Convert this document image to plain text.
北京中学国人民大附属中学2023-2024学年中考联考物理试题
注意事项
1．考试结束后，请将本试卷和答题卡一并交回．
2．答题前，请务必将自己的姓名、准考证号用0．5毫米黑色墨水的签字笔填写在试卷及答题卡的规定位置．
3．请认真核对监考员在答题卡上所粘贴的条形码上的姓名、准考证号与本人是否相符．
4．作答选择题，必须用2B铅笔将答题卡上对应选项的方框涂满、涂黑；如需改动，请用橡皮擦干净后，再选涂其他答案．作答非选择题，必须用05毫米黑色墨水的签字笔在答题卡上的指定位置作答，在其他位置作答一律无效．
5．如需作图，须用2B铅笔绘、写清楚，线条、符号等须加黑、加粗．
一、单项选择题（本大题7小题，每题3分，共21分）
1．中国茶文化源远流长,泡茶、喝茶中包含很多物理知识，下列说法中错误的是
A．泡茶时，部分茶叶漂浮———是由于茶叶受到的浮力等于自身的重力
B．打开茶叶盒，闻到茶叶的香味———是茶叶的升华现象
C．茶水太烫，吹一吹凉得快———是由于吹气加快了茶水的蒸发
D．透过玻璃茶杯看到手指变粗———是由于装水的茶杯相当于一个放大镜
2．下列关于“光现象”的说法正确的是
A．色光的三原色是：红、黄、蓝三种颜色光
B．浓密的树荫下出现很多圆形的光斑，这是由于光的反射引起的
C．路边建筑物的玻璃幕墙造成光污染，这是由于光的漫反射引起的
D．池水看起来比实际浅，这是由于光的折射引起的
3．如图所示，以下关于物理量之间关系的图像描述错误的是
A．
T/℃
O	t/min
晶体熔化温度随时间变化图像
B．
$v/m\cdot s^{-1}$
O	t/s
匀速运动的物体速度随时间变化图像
————————
=== WRITTEN PROBLEM ===
Quote every record above exactly.

=== EXPECTED ANSWER ===
Convert this document image to plain text.
北京中学国人民大附属中学2023-2024学年中考联考物理试题
注意事项
1．考试结束后，请将本试卷和答题卡一并交回．
2．答题前，请务必将自己的姓名、准考证号用0．5毫米黑色墨水的签字笔填写在试卷及答题卡的规定位置．
3．请认真核对监考员在答题卡上所粘贴的条形码上的姓名、准考证号与本人是否相符．
4．作答选择题，必须用2B铅笔将答题卡上对应选项的方框涂满、涂黑；如需改动，请用橡皮擦干净后，再选涂其他答案．作答非选择题，必须用05毫米黑色墨水的签字笔在答题卡上的指定位置作答，在其他位置作答一律无效．
5．如需作图，须用2B铅笔绘、写清楚，线条、符号等须加黑、加粗．
一、单项选择题（本大题7小题，每题3分，共21分）
1．中国茶文化源远流长,泡茶、喝茶中包含很多物理知识，下列说法中错误的是
A．泡茶时，部分茶叶漂浮———是由于茶叶受到的浮力等于自身的重力
B．打开茶叶盒，闻到茶叶的香味———是茶叶的升华现象
C．茶水太烫，吹一吹凉得快———是由于吹气加快了茶水的蒸发
D．透过玻璃茶杯看到手指变粗———是由于装水的茶杯相当于一个放大镜
2．下列关于“光现象”的说法正确的是
A．色光的三原色是：红、黄、蓝三种颜色光
B．浓密的树荫下出现很多圆形的光斑，这是由于光的反射引起的
C．路边建筑物的玻璃幕墙造成光污染，这是由于光的漫反射引起的
D．池水看起来比实际浅，这是由于光的折射引起的
3．如图所示，以下关于物理量之间关系的图像描述错误的是
A．
T/℃
O	t/min
晶体熔化温度随时间变化图像
B．
$v/m\cdot s^{-1}$
O	t/s
匀速运动的物体速度随时间变化图像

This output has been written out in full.